» Cosa si chiede
1. Riporta il tratto delle righe che va dalla riga contenente "x-tick-label: 280 [467,170,488,184]" fino alla riga contenente "find all labels, buttons, inputs, and", inclusa. Sostituisci "x-tick-label" con "etichetta-asse-x" e lascia invariato tutto il resto.
2. Prosegui il brano sulla facciata della chiesa a partire dal punto in cui si interrompe.

La facciata, in pietra chiara, è a salienti ed è un unicum in quanto presenta una composizione di elementi architettonici di varia origine ed epoca (romana, gotica, rinascimentale) ben integrati fra di loro. Il portale centrale è inserito all'interno di una struttura che richiama il pronao degli antichi templi classici, con timpano triangolare sorretto da quattro semicolonne corinzie scanalate; le sculture risalgono ai restauri del 1861-1868, diretti da Victor Baltard, e raffigurano Santo Stefano (statua a sinistra), Santa Genoveffa (statua a destra), la Lapidazione di Stefano (bassorilievo nella lunetta), Puttini e candelabri (bassorilievi nei campi laterali), Cristo risorto in gloria (frontone).

» Dati del compito
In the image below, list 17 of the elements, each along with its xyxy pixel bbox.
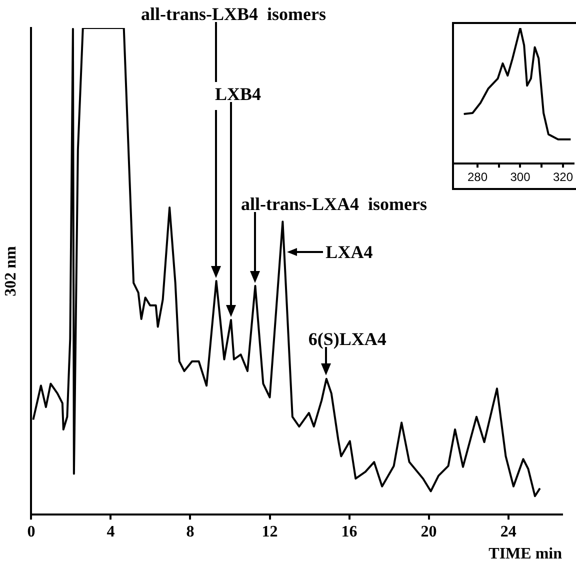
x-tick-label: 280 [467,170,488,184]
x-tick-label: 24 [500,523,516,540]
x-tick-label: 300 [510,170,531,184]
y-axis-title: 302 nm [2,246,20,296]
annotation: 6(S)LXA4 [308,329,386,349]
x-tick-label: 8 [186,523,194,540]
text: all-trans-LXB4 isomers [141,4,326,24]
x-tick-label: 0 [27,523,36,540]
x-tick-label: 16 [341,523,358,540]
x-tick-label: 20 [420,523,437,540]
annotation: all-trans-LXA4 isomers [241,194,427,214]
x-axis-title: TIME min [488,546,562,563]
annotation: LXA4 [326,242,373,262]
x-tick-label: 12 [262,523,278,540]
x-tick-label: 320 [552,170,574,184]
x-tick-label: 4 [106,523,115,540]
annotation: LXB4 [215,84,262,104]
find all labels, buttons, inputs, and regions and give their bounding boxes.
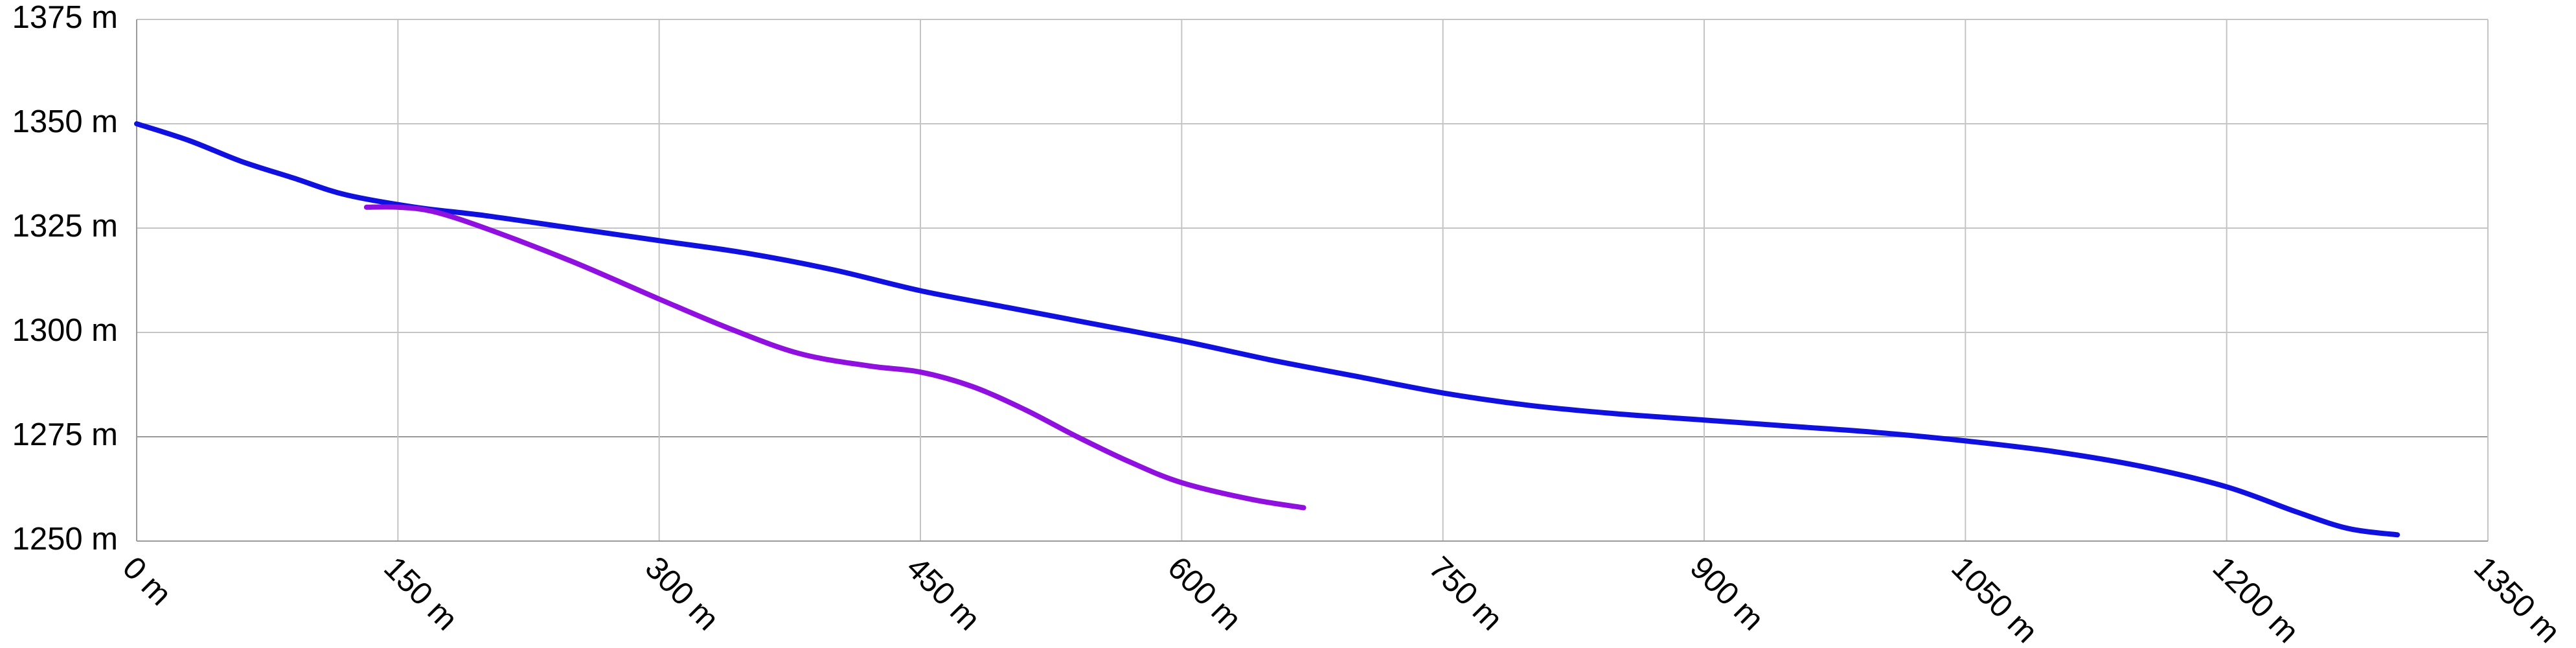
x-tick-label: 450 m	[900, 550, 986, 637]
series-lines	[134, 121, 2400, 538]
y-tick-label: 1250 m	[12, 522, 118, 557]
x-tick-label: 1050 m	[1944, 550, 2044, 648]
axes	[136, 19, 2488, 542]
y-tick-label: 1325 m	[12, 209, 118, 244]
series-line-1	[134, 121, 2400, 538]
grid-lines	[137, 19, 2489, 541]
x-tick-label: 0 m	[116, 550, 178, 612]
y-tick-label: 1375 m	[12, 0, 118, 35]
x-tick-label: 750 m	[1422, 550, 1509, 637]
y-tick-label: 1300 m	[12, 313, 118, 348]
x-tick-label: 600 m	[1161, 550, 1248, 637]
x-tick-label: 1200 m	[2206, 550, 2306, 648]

» Elenco risposte
1.
etichetta-asse-x: 280 [467,170,488,184]
etichetta-asse-x: 24 [500,523,516,540]
etichetta-asse-x: 300 [510,170,531,184]
y-axis-title: 302 nm [2,246,20,296]
annotation: 6(S)LXA4 [308,329,386,349]
etichetta-asse-x: 8 [186,523,194,540]
text: all-trans-LXB4 isomers [141,4,326,24]
etichetta-asse-x: 0 [27,523,36,540]
etichetta-asse-x: 16 [341,523,358,540]
etichetta-asse-x: 20 [420,523,437,540]
annotation: all-trans-LXA4 isomers [241,194,427,214]
x-axis-title: TIME min [488,546,562,563]
annotation: LXA4 [326,242,373,262]
etichetta-asse-x: 12 [262,523,278,540]
etichetta-asse-x: 320 [552,170,574,184]
etichetta-asse-x: 4 [106,523,115,540]
annotation: LXB4 [215,84,262,104]
find all labels, buttons, inputs, and regions and give their bounding boxes.

2.
Nella parte superiore, lo schema tripartito del finto pronao è riletto in chiave rinascimentale, con tre campi separati da cornici con altorilievi vegetali, e terminanti in alto con un timpano semicircolare spezzato, riccamente decorato a bassorilievo: nel campo centrale si apre il rosone circolare, mentre ai lati, entro due nicchie, vi sono le statue dell'Annunciazione. Nell'area della navata centrale, la facciata termina con uno slanciato timpano triangolare, al centro del quale si apre una finestra ovale inserita all'interno di una struttura architettonica; in corrispondenza delle due navate laterali, invece, in basso si apre un portale, mentre nella parte superiore due alte bifore rinascimentali e un piccolo rosone, con un coronamento a mezzi timpani e finti candelabri marmorei.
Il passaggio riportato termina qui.